**Source records**
^^^^^^^^
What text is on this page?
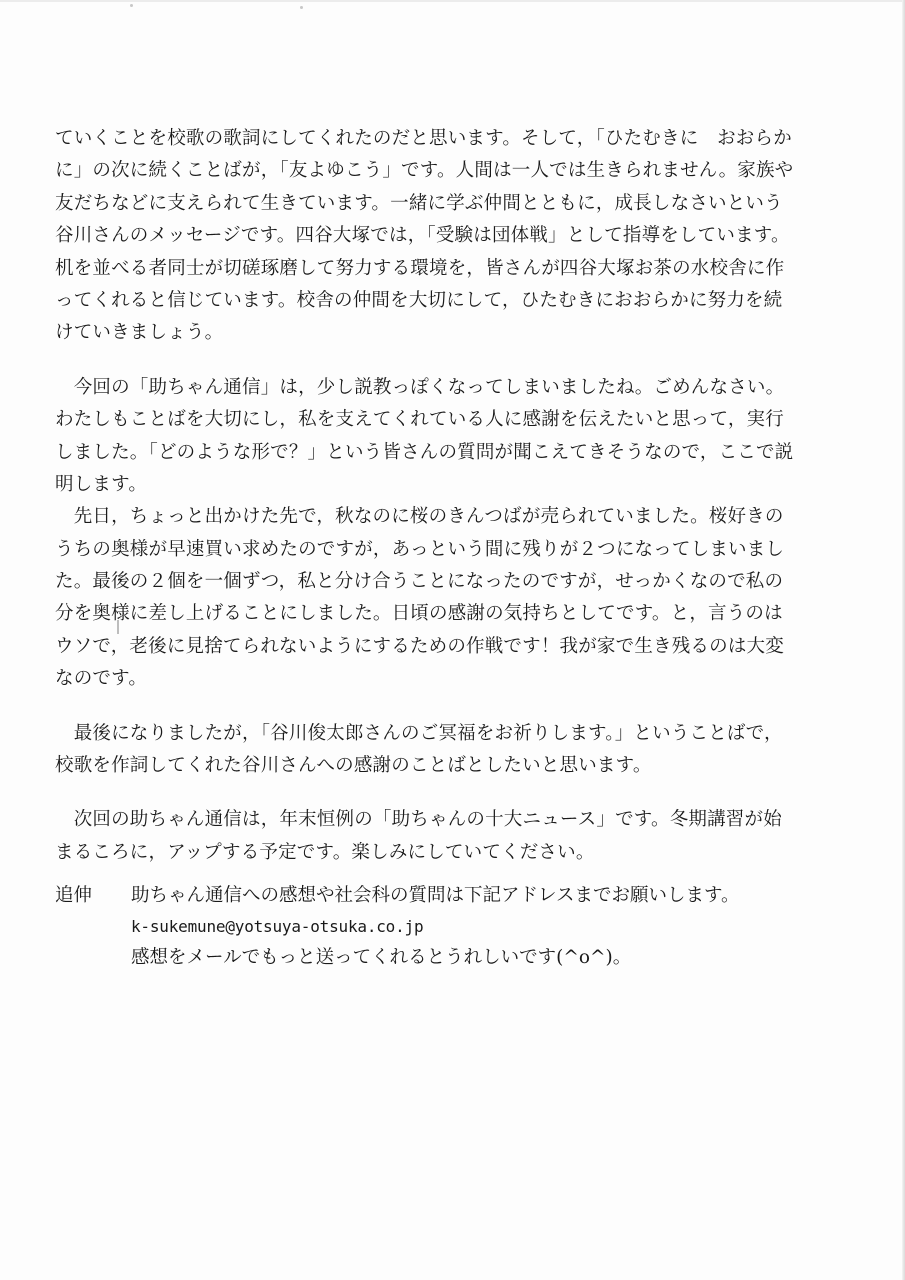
ていくことを校歌の歌詞にしてくれたのだと思います。そして，「ひたむきに　おおらか
に」の次に続くことばが，「友よゆこう」です。人間は一人では生きられません。家族や
友だちなどに支えられて生きています。一緒に学ぶ仲間とともに，成長しなさいという
谷川さんのメッセージです。四谷大塚では，「受験は団体戦」として指導をしています。
机を並べる者同士が切磋琢磨して努力する環境を，皆さんが四谷大塚お茶の水校舎に作
ってくれると信じています。校舎の仲間を大切にして，ひたむきにおおらかに努力を続
けていきましょう。
　今回の「助ちゃん通信」は，少し説教っぽくなってしまいましたね。ごめんなさい。
わたしもことばを大切にし，私を支えてくれている人に感謝を伝えたいと思って，実行
しました。「どのような形で？」という皆さんの質問が聞こえてきそうなので，ここで説
明します。
　先日，ちょっと出かけた先で，秋なのに桜のきんつばが売られていました。桜好きの
うちの奥様が早速買い求めたのですが，あっという間に残りが２つになってしまいまし
た。最後の２個を一個ずつ，私と分け合うことになったのですが，せっかくなので私の
分を奥様に差し上げることにしました。日頃の感謝の気持ちとしてです。と，言うのは
ウソで，老後に見捨てられないようにするための作戦です！我が家で生き残るのは大変
なのです。
　最後になりましたが，「谷川俊太郎さんのご冥福をお祈りします。」ということばで，
校歌を作詞してくれた谷川さんへの感謝のことばとしたいと思います。
　次回の助ちゃん通信は，年末恒例の「助ちゃんの十大ニュース」です。冬期講習が始
まるころに，アップする予定です。楽しみにしていてください。
追伸 助ちゃん通信への感想や社会科の質問は下記アドレスまでお願いします。
k-sukemune@yotsuya-otsuka.co.jp
感想をメールでもっと送ってくれるとうれしいです(^o^)。
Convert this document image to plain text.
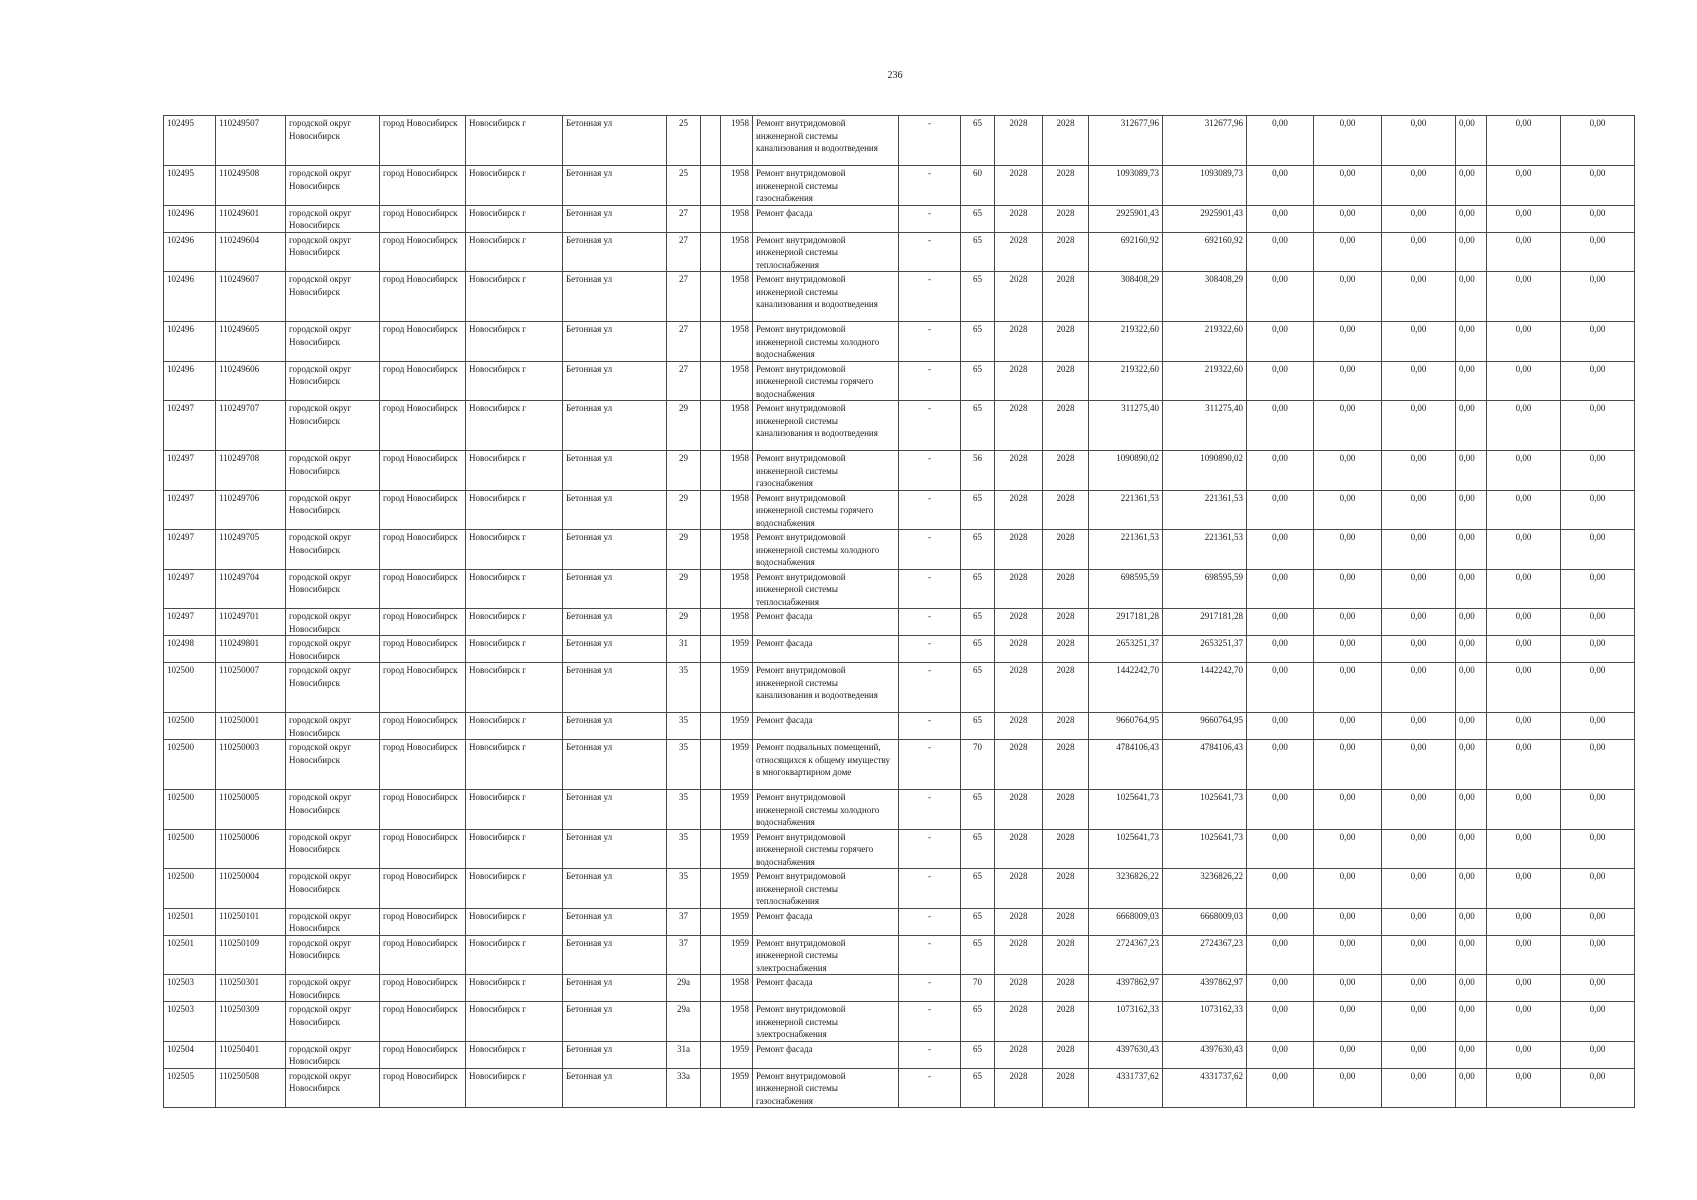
236
102495	110249507	городской округ Новосибирск	город Новосибирск	Новосибирск г	Бетонная ул	25		1958	Ремонт внутридомовой инженерной системы канализования и водоотведения	-	65	2028	2028	312677,96	312677,96	0,00	0,00	0,00	0,00	0,00	0,00
102495	110249508	городской округ Новосибирск	город Новосибирск	Новосибирск г	Бетонная ул	25		1958	Ремонт внутридомовой инженерной системы газоснабжения	-	60	2028	2028	1093089,73	1093089,73	0,00	0,00	0,00	0,00	0,00	0,00
102496	110249601	городской округ Новосибирск	город Новосибирск	Новосибирск г	Бетонная ул	27		1958	Ремонт фасада	-	65	2028	2028	2925901,43	2925901,43	0,00	0,00	0,00	0,00	0,00	0,00
102496	110249604	городской округ Новосибирск	город Новосибирск	Новосибирск г	Бетонная ул	27		1958	Ремонт внутридомовой инженерной системы теплоснабжения	-	65	2028	2028	692160,92	692160,92	0,00	0,00	0,00	0,00	0,00	0,00
102496	110249607	городской округ Новосибирск	город Новосибирск	Новосибирск г	Бетонная ул	27		1958	Ремонт внутридомовой инженерной системы канализования и водоотведения	-	65	2028	2028	308408,29	308408,29	0,00	0,00	0,00	0,00	0,00	0,00
102496	110249605	городской округ Новосибирск	город Новосибирск	Новосибирск г	Бетонная ул	27		1958	Ремонт внутридомовой инженерной системы холодного водоснабжения	-	65	2028	2028	219322,60	219322,60	0,00	0,00	0,00	0,00	0,00	0,00
102496	110249606	городской округ Новосибирск	город Новосибирск	Новосибирск г	Бетонная ул	27		1958	Ремонт внутридомовой инженерной системы горячего водоснабжения	-	65	2028	2028	219322,60	219322,60	0,00	0,00	0,00	0,00	0,00	0,00
102497	110249707	городской округ Новосибирск	город Новосибирск	Новосибирск г	Бетонная ул	29		1958	Ремонт внутридомовой инженерной системы канализования и водоотведения	-	65	2028	2028	311275,40	311275,40	0,00	0,00	0,00	0,00	0,00	0,00
102497	110249708	городской округ Новосибирск	город Новосибирск	Новосибирск г	Бетонная ул	29		1958	Ремонт внутридомовой инженерной системы газоснабжения	-	56	2028	2028	1090890,02	1090890,02	0,00	0,00	0,00	0,00	0,00	0,00
102497	110249706	городской округ Новосибирск	город Новосибирск	Новосибирск г	Бетонная ул	29		1958	Ремонт внутридомовой инженерной системы горячего водоснабжения	-	65	2028	2028	221361,53	221361,53	0,00	0,00	0,00	0,00	0,00	0,00
102497	110249705	городской округ Новосибирск	город Новосибирск	Новосибирск г	Бетонная ул	29		1958	Ремонт внутридомовой инженерной системы холодного водоснабжения	-	65	2028	2028	221361,53	221361,53	0,00	0,00	0,00	0,00	0,00	0,00
102497	110249704	городской округ Новосибирск	город Новосибирск	Новосибирск г	Бетонная ул	29		1958	Ремонт внутридомовой инженерной системы теплоснабжения	-	65	2028	2028	698595,59	698595,59	0,00	0,00	0,00	0,00	0,00	0,00
102497	110249701	городской округ Новосибирск	город Новосибирск	Новосибирск г	Бетонная ул	29		1958	Ремонт фасада	-	65	2028	2028	2917181,28	2917181,28	0,00	0,00	0,00	0,00	0,00	0,00
102498	110249801	городской округ Новосибирск	город Новосибирск	Новосибирск г	Бетонная ул	31		1959	Ремонт фасада	-	65	2028	2028	2653251,37	2653251,37	0,00	0,00	0,00	0,00	0,00	0,00
102500	110250007	городской округ Новосибирск	город Новосибирск	Новосибирск г	Бетонная ул	35		1959	Ремонт внутридомовой инженерной системы канализования и водоотведения	-	65	2028	2028	1442242,70	1442242,70	0,00	0,00	0,00	0,00	0,00	0,00
102500	110250001	городской округ Новосибирск	город Новосибирск	Новосибирск г	Бетонная ул	35		1959	Ремонт фасада	-	65	2028	2028	9660764,95	9660764,95	0,00	0,00	0,00	0,00	0,00	0,00
102500	110250003	городской округ Новосибирск	город Новосибирск	Новосибирск г	Бетонная ул	35		1959	Ремонт подвальных помещений, относящихся к общему имуществу в многоквартирном доме	-	70	2028	2028	4784106,43	4784106,43	0,00	0,00	0,00	0,00	0,00	0,00
102500	110250005	городской округ Новосибирск	город Новосибирск	Новосибирск г	Бетонная ул	35		1959	Ремонт внутридомовой инженерной системы холодного водоснабжения	-	65	2028	2028	1025641,73	1025641,73	0,00	0,00	0,00	0,00	0,00	0,00
102500	110250006	городской округ Новосибирск	город Новосибирск	Новосибирск г	Бетонная ул	35		1959	Ремонт внутридомовой инженерной системы горячего водоснабжения	-	65	2028	2028	1025641,73	1025641,73	0,00	0,00	0,00	0,00	0,00	0,00
102500	110250004	городской округ Новосибирск	город Новосибирск	Новосибирск г	Бетонная ул	35		1959	Ремонт внутридомовой инженерной системы теплоснабжения	-	65	2028	2028	3236826,22	3236826,22	0,00	0,00	0,00	0,00	0,00	0,00
102501	110250101	городской округ Новосибирск	город Новосибирск	Новосибирск г	Бетонная ул	37		1959	Ремонт фасада	-	65	2028	2028	6668009,03	6668009,03	0,00	0,00	0,00	0,00	0,00	0,00
102501	110250109	городской округ Новосибирск	город Новосибирск	Новосибирск г	Бетонная ул	37		1959	Ремонт внутридомовой инженерной системы электроснабжения	-	65	2028	2028	2724367,23	2724367,23	0,00	0,00	0,00	0,00	0,00	0,00
102503	110250301	городской округ Новосибирск	город Новосибирск	Новосибирск г	Бетонная ул	29а		1958	Ремонт фасада	-	70	2028	2028	4397862,97	4397862,97	0,00	0,00	0,00	0,00	0,00	0,00
102503	110250309	городской округ Новосибирск	город Новосибирск	Новосибирск г	Бетонная ул	29а		1958	Ремонт внутридомовой инженерной системы электроснабжения	-	65	2028	2028	1073162,33	1073162,33	0,00	0,00	0,00	0,00	0,00	0,00
102504	110250401	городской округ Новосибирск	город Новосибирск	Новосибирск г	Бетонная ул	31а		1959	Ремонт фасада	-	65	2028	2028	4397630,43	4397630,43	0,00	0,00	0,00	0,00	0,00	0,00
102505	110250508	городской округ Новосибирск	город Новосибирск	Новосибирск г	Бетонная ул	33а		1959	Ремонт внутридомовой инженерной системы газоснабжения	-	65	2028	2028	4331737,62	4331737,62	0,00	0,00	0,00	0,00	0,00	0,00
^^^^^^^^
**What the task requires**
Count the lines of the material that include the word "электроснабжения", then state only the total.

**Response**
2